** BEGIN Raw data **

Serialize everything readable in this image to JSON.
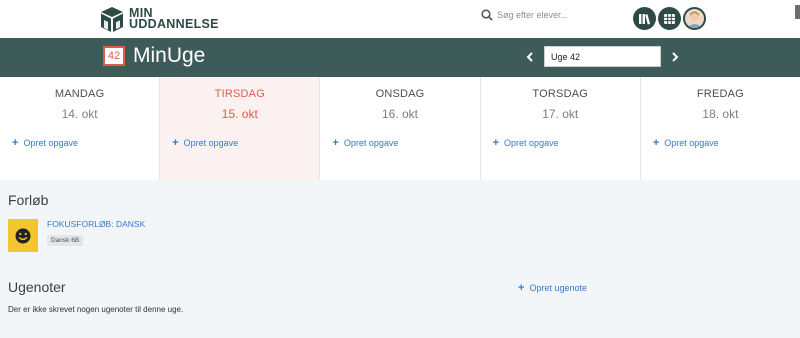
{
  "brand": {
    "line1": "MIN",
    "line2": "UDDANNELSE",
    "color": "#2e4a47"
  },
  "search": {
    "placeholder": "Søg efter elever...",
    "icon": "search-icon"
  },
  "header_icons": [
    "books-icon",
    "schedule-icon",
    "user-avatar"
  ],
  "page": {
    "badge": "42",
    "title": "MinUge",
    "accent": "#e35a4b",
    "header_bg": "#3d5c59"
  },
  "week_nav": {
    "current": "Uge 42",
    "prev_icon": "chevron-left-icon",
    "next_icon": "chevron-right-icon"
  },
  "days": [
    {
      "name": "MANDAG",
      "date": "14. okt",
      "add": "Opret opgave",
      "today": false
    },
    {
      "name": "TIRSDAG",
      "date": "15. okt",
      "add": "Opret opgave",
      "today": true
    },
    {
      "name": "ONSDAG",
      "date": "16. okt",
      "add": "Opret opgave",
      "today": false
    },
    {
      "name": "TORSDAG",
      "date": "17. okt",
      "add": "Opret opgave",
      "today": false
    },
    {
      "name": "FREDAG",
      "date": "18. okt",
      "add": "Opret opgave",
      "today": false
    }
  ],
  "courses_section": {
    "title": "Forløb",
    "items": [
      {
        "name": "FOKUSFORLØB: DANSK",
        "tag": "Dansk 6B",
        "icon": "smiley-icon"
      }
    ]
  },
  "notes_section": {
    "title": "Ugenoter",
    "add_label": "Opret ugenote",
    "empty_text": "Der er ikke skrevet nogen ugenoter til denne uge."
  }
}
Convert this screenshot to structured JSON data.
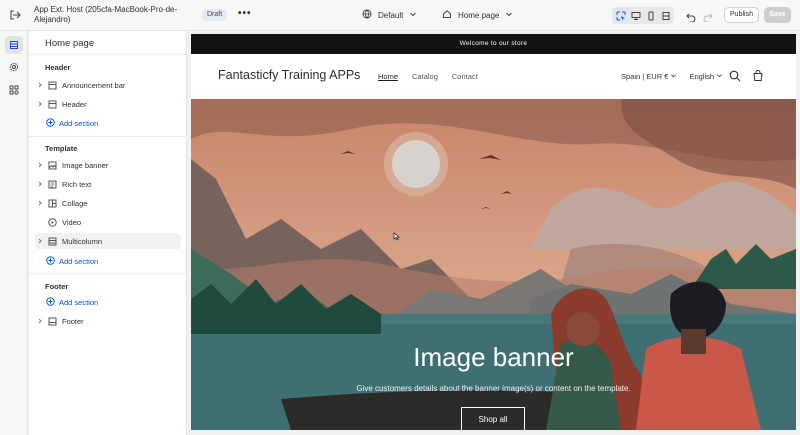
{
  "topbar": {
    "app_title": "App Ext. Host (205cfa-MacBook-Pro-de-Alejandro)",
    "status": "Draft",
    "more": "•••",
    "theme": "Default",
    "page": "Home page",
    "publish_label": "Publish",
    "save_label": "Save"
  },
  "sidebar": {
    "title": "Home page",
    "header_group": "Header",
    "header_items": [
      "Announcement bar",
      "Header"
    ],
    "template_group": "Template",
    "template_items": [
      "Image banner",
      "Rich text",
      "Collage",
      "Video",
      "Multicolumn"
    ],
    "footer_group": "Footer",
    "footer_items": [
      "Footer"
    ],
    "add_section": "Add section"
  },
  "store": {
    "announcement": "Welcome to our store",
    "logo": "Fantasticfy Training APPs",
    "nav": [
      "Home",
      "Catalog",
      "Contact"
    ],
    "currency": "Spain | EUR €",
    "language": "English",
    "banner_heading": "Image banner",
    "banner_sub": "Give customers details about the banner image(s) or content on the template.",
    "banner_button": "Shop all"
  },
  "colors": {
    "accent": "#005bd3",
    "sky": "#c98a6e",
    "water": "#3f6f72"
  }
}
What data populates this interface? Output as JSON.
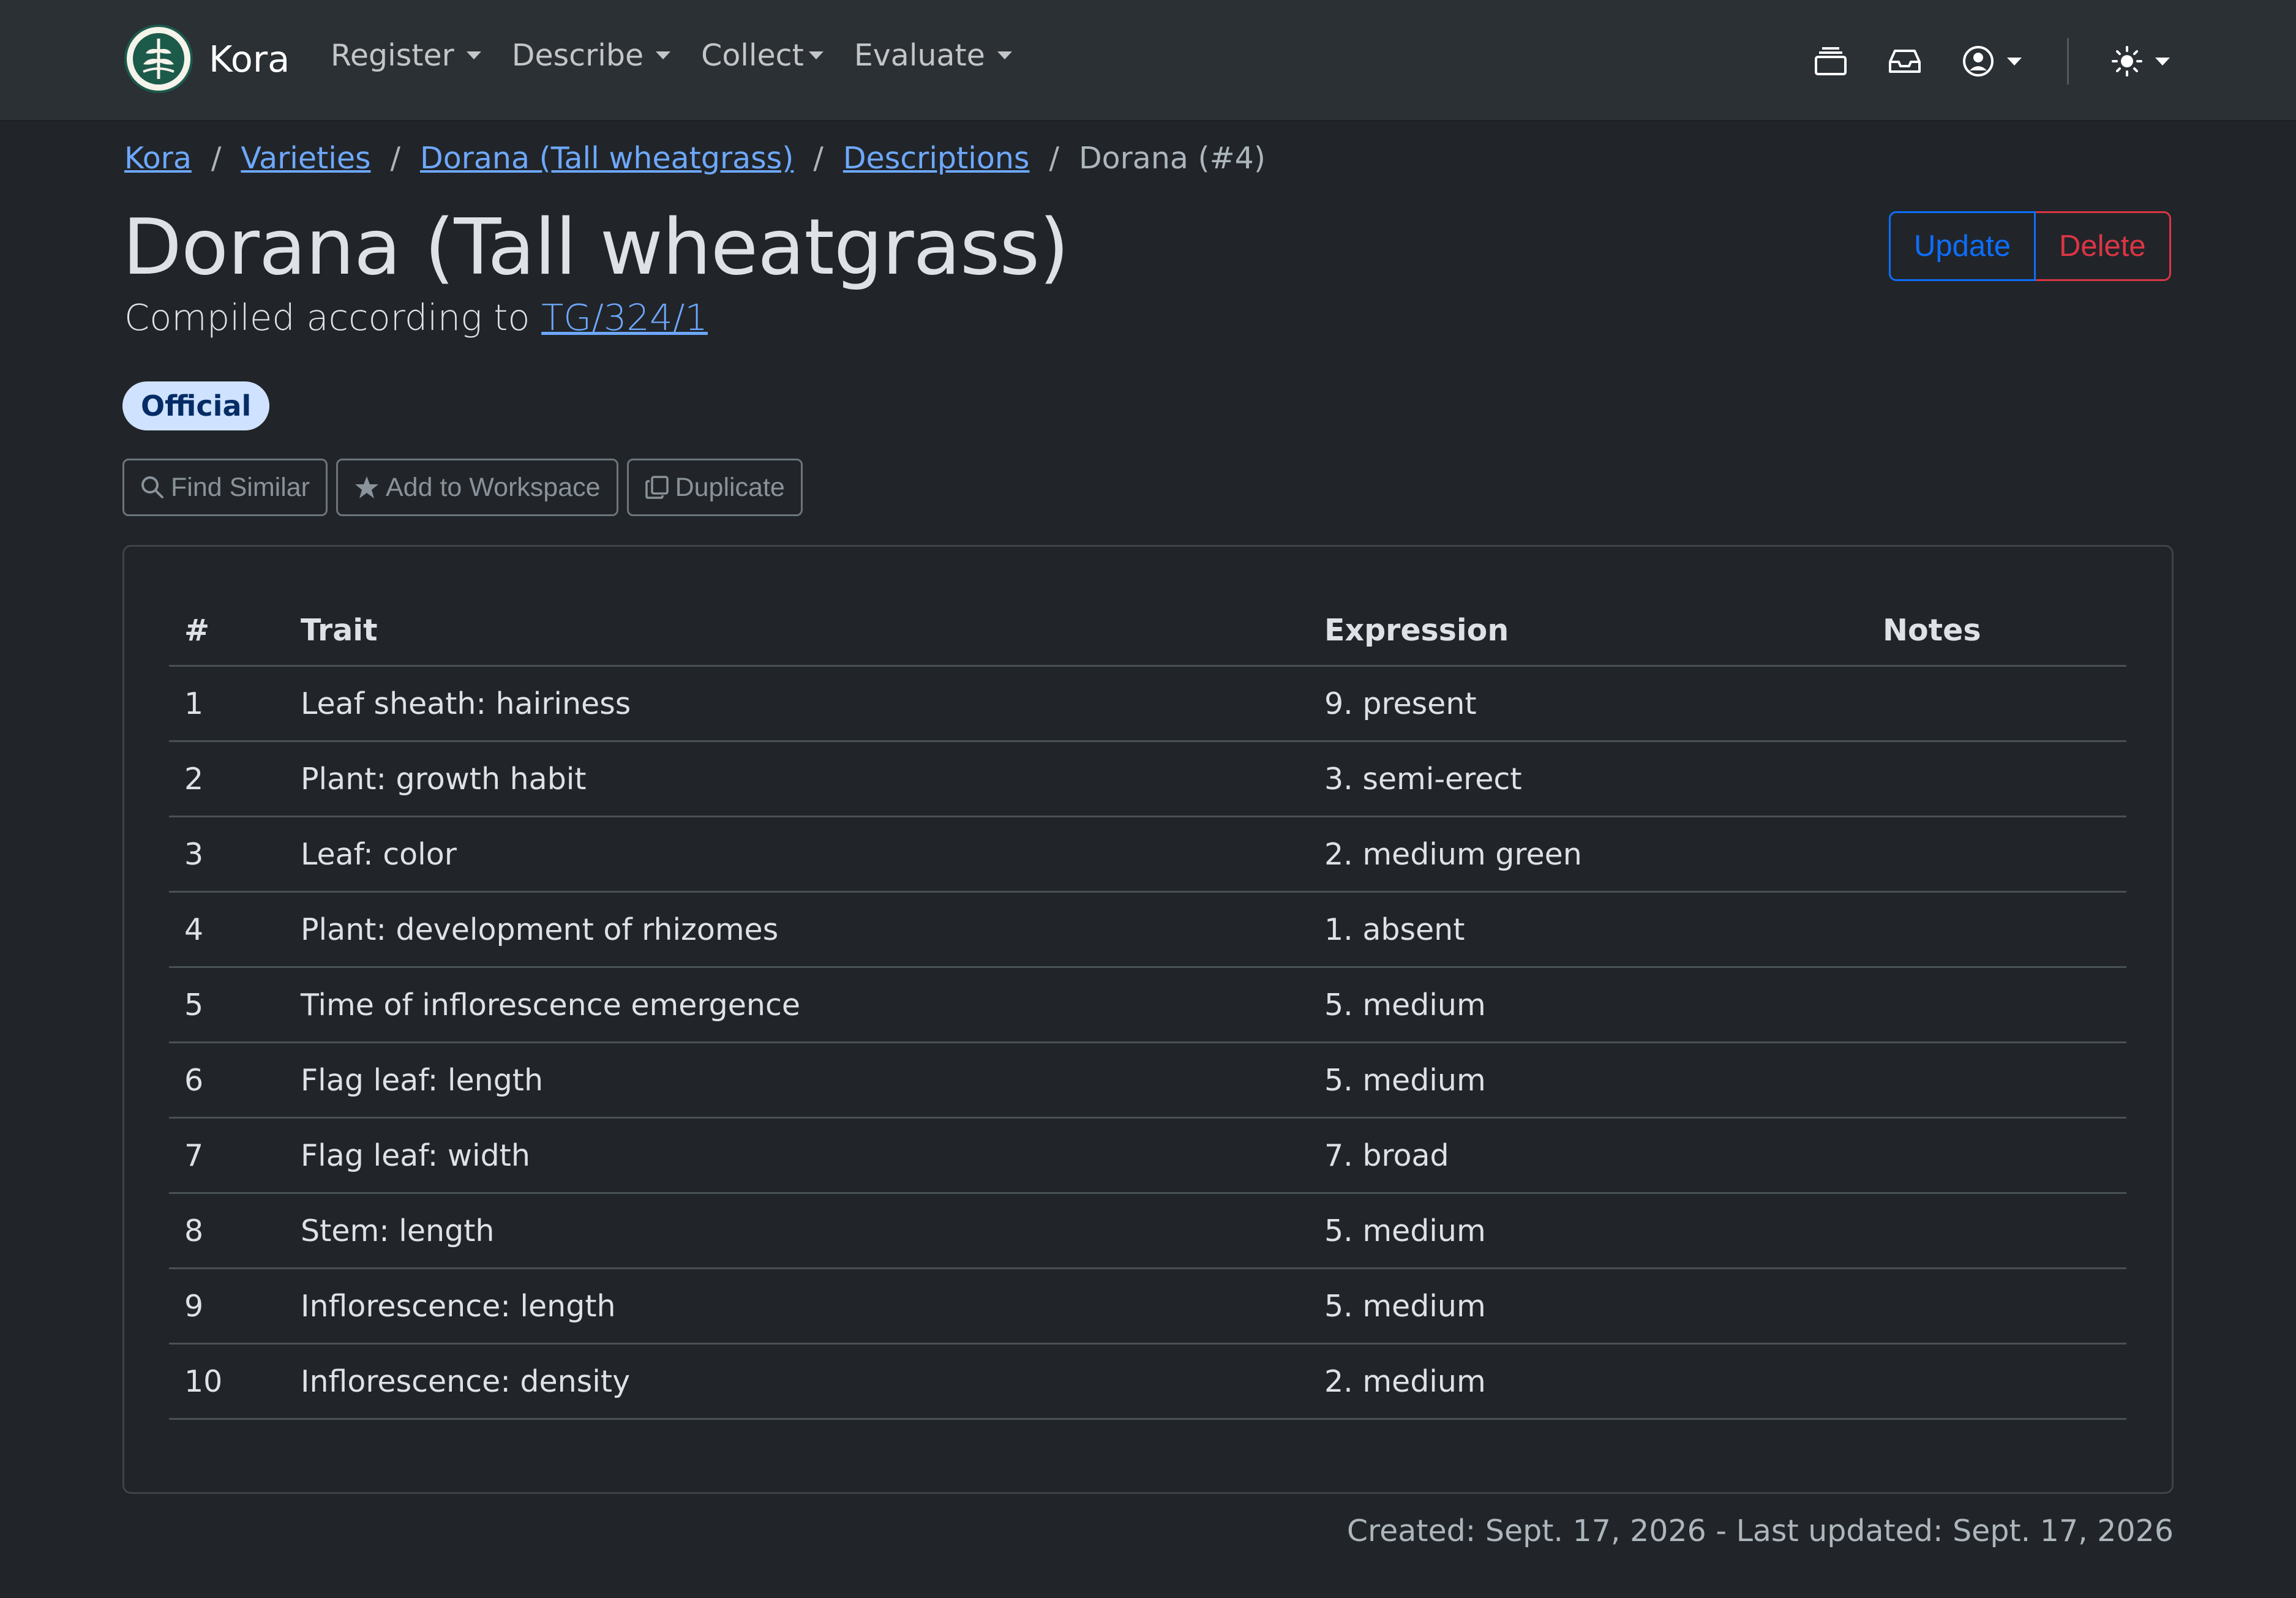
{
  "navbar": {
    "brand_name": "Kora",
    "menu": [
      {
        "label": "Register"
      },
      {
        "label": "Describe"
      },
      {
        "label": "Collect"
      },
      {
        "label": "Evaluate"
      }
    ],
    "icons": [
      "stack-icon",
      "inbox-icon",
      "user-circle-icon",
      "sun-icon"
    ]
  },
  "breadcrumb": {
    "items": [
      "Kora",
      "Varieties",
      "Dorana (Tall wheatgrass)",
      "Descriptions"
    ],
    "separator": "/",
    "active": "Dorana (#4)"
  },
  "header": {
    "title": "Dorana (Tall wheatgrass)",
    "subtitle_prefix": "Compiled according to",
    "subtitle_link": "TG/324/1",
    "update_label": "Update",
    "delete_label": "Delete",
    "badge": "Official"
  },
  "actions": {
    "find_similar": "Find Similar",
    "add_to_workspace": "Add to Workspace",
    "duplicate": "Duplicate"
  },
  "table": {
    "headers": {
      "num": "#",
      "trait": "Trait",
      "expression": "Expression",
      "notes": "Notes"
    },
    "rows": [
      {
        "num": "1",
        "trait": "Leaf sheath: hairiness",
        "expression": "9. present",
        "notes": ""
      },
      {
        "num": "2",
        "trait": "Plant: growth habit",
        "expression": "3. semi-erect",
        "notes": ""
      },
      {
        "num": "3",
        "trait": "Leaf: color",
        "expression": "2. medium green",
        "notes": ""
      },
      {
        "num": "4",
        "trait": "Plant: development of rhizomes",
        "expression": "1. absent",
        "notes": ""
      },
      {
        "num": "5",
        "trait": "Time of inflorescence emergence",
        "expression": "5. medium",
        "notes": ""
      },
      {
        "num": "6",
        "trait": "Flag leaf: length",
        "expression": "5. medium",
        "notes": ""
      },
      {
        "num": "7",
        "trait": "Flag leaf: width",
        "expression": "7. broad",
        "notes": ""
      },
      {
        "num": "8",
        "trait": "Stem: length",
        "expression": "5. medium",
        "notes": ""
      },
      {
        "num": "9",
        "trait": "Inflorescence: length",
        "expression": "5. medium",
        "notes": ""
      },
      {
        "num": "10",
        "trait": "Inflorescence: density",
        "expression": "2. medium",
        "notes": ""
      }
    ]
  },
  "footer": {
    "meta": "Created: Sept. 17, 2026 - Last updated: Sept. 17, 2026"
  },
  "colors": {
    "background": "#212529",
    "navbar": "#2b3035",
    "link": "#6ea8fe",
    "primary": "#0d6efd",
    "danger": "#dc3545",
    "badge_bg": "#cfe2ff",
    "badge_text": "#052c65"
  }
}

** END Raw data **

Skip the pictures and print each record exactly as it stands.

Output of the task
Serialize everything readable in this image to JSON.
{
  "brand": {
    "line1": "MIN",
    "line2": "UDDANNELSE",
    "color": "#2e4a47"
  },
  "search": {
    "placeholder": "Søg efter elever...",
    "icon": "search-icon"
  },
  "header_icons": [
    "books-icon",
    "schedule-icon",
    "user-avatar"
  ],
  "page": {
    "badge": "42",
    "title": "MinUge",
    "accent": "#e35a4b",
    "header_bg": "#3d5c59"
  },
  "week_nav": {
    "current": "Uge 42",
    "prev_icon": "chevron-left-icon",
    "next_icon": "chevron-right-icon"
  },
  "days": [
    {
      "name": "MANDAG",
      "date": "14. okt",
      "add": "Opret opgave",
      "today": false
    },
    {
      "name": "TIRSDAG",
      "date": "15. okt",
      "add": "Opret opgave",
      "today": true
    },
    {
      "name": "ONSDAG",
      "date": "16. okt",
      "add": "Opret opgave",
      "today": false
    },
    {
      "name": "TORSDAG",
      "date": "17. okt",
      "add": "Opret opgave",
      "today": false
    },
    {
      "name": "FREDAG",
      "date": "18. okt",
      "add": "Opret opgave",
      "today": false
    }
  ],
  "courses_section": {
    "title": "Forløb",
    "items": [
      {
        "name": "FOKUSFORLØB: DANSK",
        "tag": "Dansk 6B",
        "icon": "smiley-icon"
      }
    ]
  },
  "notes_section": {
    "title": "Ugenoter",
    "add_label": "Opret ugenote",
    "empty_text": "Der er ikke skrevet nogen ugenoter til denne uge."
  }
}
Convert this screenshot to structured JSON data.
{
  "topbar": {
    "app_title": "App Ext. Host (205cfa-MacBook-Pro-de-Alejandro)",
    "status": "Draft",
    "more": "•••",
    "theme": "Default",
    "page": "Home page",
    "publish_label": "Publish",
    "save_label": "Save"
  },
  "sidebar": {
    "title": "Home page",
    "header_group": "Header",
    "header_items": [
      "Announcement bar",
      "Header"
    ],
    "template_group": "Template",
    "template_items": [
      "Image banner",
      "Rich text",
      "Collage",
      "Video",
      "Multicolumn"
    ],
    "footer_group": "Footer",
    "footer_items": [
      "Footer"
    ],
    "add_section": "Add section"
  },
  "store": {
    "announcement": "Welcome to our store",
    "logo": "Fantasticfy Training APPs",
    "nav": [
      "Home",
      "Catalog",
      "Contact"
    ],
    "currency": "Spain | EUR €",
    "language": "English",
    "banner_heading": "Image banner",
    "banner_sub": "Give customers details about the banner image(s) or content on the template.",
    "banner_button": "Shop all"
  },
  "colors": {
    "accent": "#005bd3",
    "sky": "#c98a6e",
    "water": "#3f6f72"
  }
}
What data populates this interface? Output as JSON.
{
  "navbar": {
    "brand_name": "Kora",
    "menu": [
      {
        "label": "Register"
      },
      {
        "label": "Describe"
      },
      {
        "label": "Collect"
      },
      {
        "label": "Evaluate"
      }
    ],
    "icons": [
      "stack-icon",
      "inbox-icon",
      "user-circle-icon",
      "sun-icon"
    ]
  },
  "breadcrumb": {
    "items": [
      "Kora",
      "Varieties",
      "Dorana (Tall wheatgrass)",
      "Descriptions"
    ],
    "separator": "/",
    "active": "Dorana (#4)"
  },
  "header": {
    "title": "Dorana (Tall wheatgrass)",
    "subtitle_prefix": "Compiled according to",
    "subtitle_link": "TG/324/1",
    "update_label": "Update",
    "delete_label": "Delete",
    "badge": "Official"
  },
  "actions": {
    "find_similar": "Find Similar",
    "add_to_workspace": "Add to Workspace",
    "duplicate": "Duplicate"
  },
  "table": {
    "headers": {
      "num": "#",
      "trait": "Trait",
      "expression": "Expression",
      "notes": "Notes"
    },
    "rows": [
      {
        "num": "1",
        "trait": "Leaf sheath: hairiness",
        "expression": "9. present",
        "notes": ""
      },
      {
        "num": "2",
        "trait": "Plant: growth habit",
        "expression": "3. semi-erect",
        "notes": ""
      },
      {
        "num": "3",
        "trait": "Leaf: color",
        "expression": "2. medium green",
        "notes": ""
      },
      {
        "num": "4",
        "trait": "Plant: development of rhizomes",
        "expression": "1. absent",
        "notes": ""
      },
      {
        "num": "5",
        "trait": "Time of inflorescence emergence",
        "expression": "5. medium",
        "notes": ""
      },
      {
        "num": "6",
        "trait": "Flag leaf: length",
        "expression": "5. medium",
        "notes": ""
      },
      {
        "num": "7",
        "trait": "Flag leaf: width",
        "expression": "7. broad",
        "notes": ""
      },
      {
        "num": "8",
        "trait": "Stem: length",
        "expression": "5. medium",
        "notes": ""
      },
      {
        "num": "9",
        "trait": "Inflorescence: length",
        "expression": "5. medium",
        "notes": ""
      },
      {
        "num": "10",
        "trait": "Inflorescence: density",
        "expression": "2. medium",
        "notes": ""
      }
    ]
  },
  "footer": {
    "meta": "Created: Sept. 17, 2026 - Last updated: Sept. 17, 2026"
  },
  "colors": {
    "background": "#212529",
    "navbar": "#2b3035",
    "link": "#6ea8fe",
    "primary": "#0d6efd",
    "danger": "#dc3545",
    "badge_bg": "#cfe2ff",
    "badge_text": "#052c65"
  }
}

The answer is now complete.